===== DATASET RECORDS
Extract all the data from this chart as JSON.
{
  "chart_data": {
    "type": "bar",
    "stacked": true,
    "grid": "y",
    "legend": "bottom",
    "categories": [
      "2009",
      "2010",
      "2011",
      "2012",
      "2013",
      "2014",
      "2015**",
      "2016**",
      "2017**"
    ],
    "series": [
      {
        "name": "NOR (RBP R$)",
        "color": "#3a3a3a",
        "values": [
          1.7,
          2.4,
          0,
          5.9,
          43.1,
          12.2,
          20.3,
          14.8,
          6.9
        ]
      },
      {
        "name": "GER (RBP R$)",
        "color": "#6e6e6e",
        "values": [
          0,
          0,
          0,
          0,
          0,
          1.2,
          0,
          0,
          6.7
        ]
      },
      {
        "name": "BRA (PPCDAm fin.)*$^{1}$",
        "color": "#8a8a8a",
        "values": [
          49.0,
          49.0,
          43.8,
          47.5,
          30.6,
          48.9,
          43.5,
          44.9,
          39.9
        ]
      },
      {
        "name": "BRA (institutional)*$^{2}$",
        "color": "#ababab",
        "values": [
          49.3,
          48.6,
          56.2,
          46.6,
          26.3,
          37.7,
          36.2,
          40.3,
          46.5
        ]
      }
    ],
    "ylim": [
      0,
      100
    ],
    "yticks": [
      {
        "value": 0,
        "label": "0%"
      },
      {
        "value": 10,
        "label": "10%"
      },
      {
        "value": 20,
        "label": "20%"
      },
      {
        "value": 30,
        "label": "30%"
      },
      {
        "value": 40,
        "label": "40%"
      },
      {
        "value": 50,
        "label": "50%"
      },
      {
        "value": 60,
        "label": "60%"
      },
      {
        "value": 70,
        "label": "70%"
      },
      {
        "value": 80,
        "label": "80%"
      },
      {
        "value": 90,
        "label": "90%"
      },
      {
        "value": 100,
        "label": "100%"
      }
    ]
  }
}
==========
▶ _GIVEN EXERCISE_: Go through the records above and set each one down exactly, please.

▶ _SOLUTION TO THIS TASK_:
Extract all the data from this chart as JSON.
{
  "chart_data": {
    "type": "bar",
    "stacked": true,
    "grid": "y",
    "legend": "bottom",
    "categories": [
      "2009",
      "2010",
      "2011",
      "2012",
      "2013",
      "2014",
      "2015**",
      "2016**",
      "2017**"
    ],
    "series": [
      {
        "name": "NOR (RBP R$)",
        "color": "#3a3a3a",
        "values": [
          1.7,
          2.4,
          0,
          5.9,
          43.1,
          12.2,
          20.3,
          14.8,
          6.9
        ]
      },
      {
        "name": "GER (RBP R$)",
        "color": "#6e6e6e",
        "values": [
          0,
          0,
          0,
          0,
          0,
          1.2,
          0,
          0,
          6.7
        ]
      },
      {
        "name": "BRA (PPCDAm fin.)*$^{1}$",
        "color": "#8a8a8a",
        "values": [
          49.0,
          49.0,
          43.8,
          47.5,
          30.6,
          48.9,
          43.5,
          44.9,
          39.9
        ]
      },
      {
        "name": "BRA (institutional)*$^{2}$",
        "color": "#ababab",
        "values": [
          49.3,
          48.6,
          56.2,
          46.6,
          26.3,
          37.7,
          36.2,
          40.3,
          46.5
        ]
      }
    ],
    "ylim": [
      0,
      100
    ],
    "yticks": [
      {
        "value": 0,
        "label": "0%"
      },
      {
        "value": 10,
        "label": "10%"
      },
      {
        "value": 20,
        "label": "20%"
      },
      {
        "value": 30,
        "label": "30%"
      },
      {
        "value": 40,
        "label": "40%"
      },
      {
        "value": 50,
        "label": "50%"
      },
      {
        "value": 60,
        "label": "60%"
      },
      {
        "value": 70,
        "label": "70%"
      },
      {
        "value": 80,
        "label": "80%"
      },
      {
        "value": 90,
        "label": "90%"
      },
      {
        "value": 100,
        "label": "100%"
      }
    ]
  }
}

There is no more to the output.